## Data for processing

________________________________________

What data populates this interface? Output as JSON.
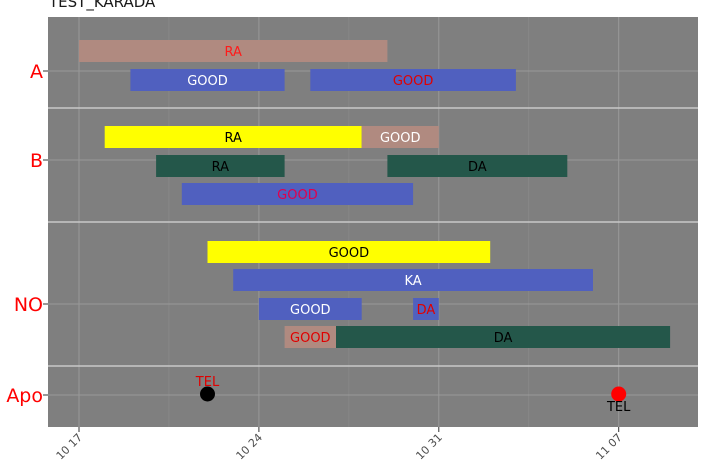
{
  "chart_data": {
    "type": "timeline",
    "title": "TEST_KARADA",
    "x_range": [
      "2024-10-17",
      "2024-11-10"
    ],
    "x_ticks": [
      "10 17",
      "10 24",
      "10 31",
      "11 07"
    ],
    "categories": [
      "A",
      "B",
      "NO",
      "Apo"
    ],
    "panel_color": "#7f7f7f",
    "bars": [
      {
        "category": "A",
        "start": "2024-10-17",
        "end": "2024-10-29",
        "label": "RA",
        "fill": "#b08a80",
        "text_color": "#ff1a1a"
      },
      {
        "category": "A",
        "start": "2024-10-19",
        "end": "2024-10-25",
        "label": "GOOD",
        "fill": "#5060bf",
        "text_color": "#ffffff"
      },
      {
        "category": "A",
        "start": "2024-10-26",
        "end": "2024-11-03",
        "label": "GOOD",
        "fill": "#5060bf",
        "text_color": "#e00000"
      },
      {
        "category": "B",
        "start": "2024-10-18",
        "end": "2024-10-28",
        "label": "RA",
        "fill": "#ffff00",
        "text_color": "#000000"
      },
      {
        "category": "B",
        "start": "2024-10-28",
        "end": "2024-10-31",
        "label": "GOOD",
        "fill": "#b08a80",
        "text_color": "#ffffff"
      },
      {
        "category": "B",
        "start": "2024-10-20",
        "end": "2024-10-25",
        "label": "RA",
        "fill": "#24574a",
        "text_color": "#000000"
      },
      {
        "category": "B",
        "start": "2024-10-29",
        "end": "2024-11-05",
        "label": "DA",
        "fill": "#24574a",
        "text_color": "#000000"
      },
      {
        "category": "B",
        "start": "2024-10-21",
        "end": "2024-10-30",
        "label": "GOOD",
        "fill": "#5060bf",
        "text_color": "#e0004e"
      },
      {
        "category": "NO",
        "start": "2024-10-22",
        "end": "2024-11-02",
        "label": "GOOD",
        "fill": "#ffff00",
        "text_color": "#000000"
      },
      {
        "category": "NO",
        "start": "2024-10-23",
        "end": "2024-11-06",
        "label": "KA",
        "fill": "#5060bf",
        "text_color": "#ffffff"
      },
      {
        "category": "NO",
        "start": "2024-10-24",
        "end": "2024-10-28",
        "label": "GOOD",
        "fill": "#5060bf",
        "text_color": "#ffffff"
      },
      {
        "category": "NO",
        "start": "2024-10-30",
        "end": "2024-10-31",
        "label": "DA",
        "fill": "#5060bf",
        "text_color": "#e00000"
      },
      {
        "category": "NO",
        "start": "2024-10-25",
        "end": "2024-10-27",
        "label": "GOOD",
        "fill": "#b08a80",
        "text_color": "#e00000"
      },
      {
        "category": "NO",
        "start": "2024-10-27",
        "end": "2024-11-09",
        "label": "DA",
        "fill": "#24574a",
        "text_color": "#000000"
      }
    ],
    "points": [
      {
        "category": "Apo",
        "date": "2024-10-22",
        "label": "TEL",
        "fill": "#000000",
        "text_color": "#e00000",
        "label_position": "above"
      },
      {
        "category": "Apo",
        "date": "2024-11-07",
        "label": "TEL",
        "fill": "#ff0000",
        "text_color": "#000000",
        "label_position": "below"
      }
    ],
    "category_label_color": "#ff0000",
    "grid": true
  }
}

________________________________________

## Goal of the exercise
Print all of the entries word for word. Skip any images they contain.

## Full response
What data populates this interface? Output as JSON.
{
  "chart_data": {
    "type": "timeline",
    "title": "TEST_KARADA",
    "x_range": [
      "2024-10-17",
      "2024-11-10"
    ],
    "x_ticks": [
      "10 17",
      "10 24",
      "10 31",
      "11 07"
    ],
    "categories": [
      "A",
      "B",
      "NO",
      "Apo"
    ],
    "panel_color": "#7f7f7f",
    "bars": [
      {
        "category": "A",
        "start": "2024-10-17",
        "end": "2024-10-29",
        "label": "RA",
        "fill": "#b08a80",
        "text_color": "#ff1a1a"
      },
      {
        "category": "A",
        "start": "2024-10-19",
        "end": "2024-10-25",
        "label": "GOOD",
        "fill": "#5060bf",
        "text_color": "#ffffff"
      },
      {
        "category": "A",
        "start": "2024-10-26",
        "end": "2024-11-03",
        "label": "GOOD",
        "fill": "#5060bf",
        "text_color": "#e00000"
      },
      {
        "category": "B",
        "start": "2024-10-18",
        "end": "2024-10-28",
        "label": "RA",
        "fill": "#ffff00",
        "text_color": "#000000"
      },
      {
        "category": "B",
        "start": "2024-10-28",
        "end": "2024-10-31",
        "label": "GOOD",
        "fill": "#b08a80",
        "text_color": "#ffffff"
      },
      {
        "category": "B",
        "start": "2024-10-20",
        "end": "2024-10-25",
        "label": "RA",
        "fill": "#24574a",
        "text_color": "#000000"
      },
      {
        "category": "B",
        "start": "2024-10-29",
        "end": "2024-11-05",
        "label": "DA",
        "fill": "#24574a",
        "text_color": "#000000"
      },
      {
        "category": "B",
        "start": "2024-10-21",
        "end": "2024-10-30",
        "label": "GOOD",
        "fill": "#5060bf",
        "text_color": "#e0004e"
      },
      {
        "category": "NO",
        "start": "2024-10-22",
        "end": "2024-11-02",
        "label": "GOOD",
        "fill": "#ffff00",
        "text_color": "#000000"
      },
      {
        "category": "NO",
        "start": "2024-10-23",
        "end": "2024-11-06",
        "label": "KA",
        "fill": "#5060bf",
        "text_color": "#ffffff"
      },
      {
        "category": "NO",
        "start": "2024-10-24",
        "end": "2024-10-28",
        "label": "GOOD",
        "fill": "#5060bf",
        "text_color": "#ffffff"
      },
      {
        "category": "NO",
        "start": "2024-10-30",
        "end": "2024-10-31",
        "label": "DA",
        "fill": "#5060bf",
        "text_color": "#e00000"
      },
      {
        "category": "NO",
        "start": "2024-10-25",
        "end": "2024-10-27",
        "label": "GOOD",
        "fill": "#b08a80",
        "text_color": "#e00000"
      },
      {
        "category": "NO",
        "start": "2024-10-27",
        "end": "2024-11-09",
        "label": "DA",
        "fill": "#24574a",
        "text_color": "#000000"
      }
    ],
    "points": [
      {
        "category": "Apo",
        "date": "2024-10-22",
        "label": "TEL",
        "fill": "#000000",
        "text_color": "#e00000",
        "label_position": "above"
      },
      {
        "category": "Apo",
        "date": "2024-11-07",
        "label": "TEL",
        "fill": "#ff0000",
        "text_color": "#000000",
        "label_position": "below"
      }
    ],
    "category_label_color": "#ff0000",
    "grid": true
  }
}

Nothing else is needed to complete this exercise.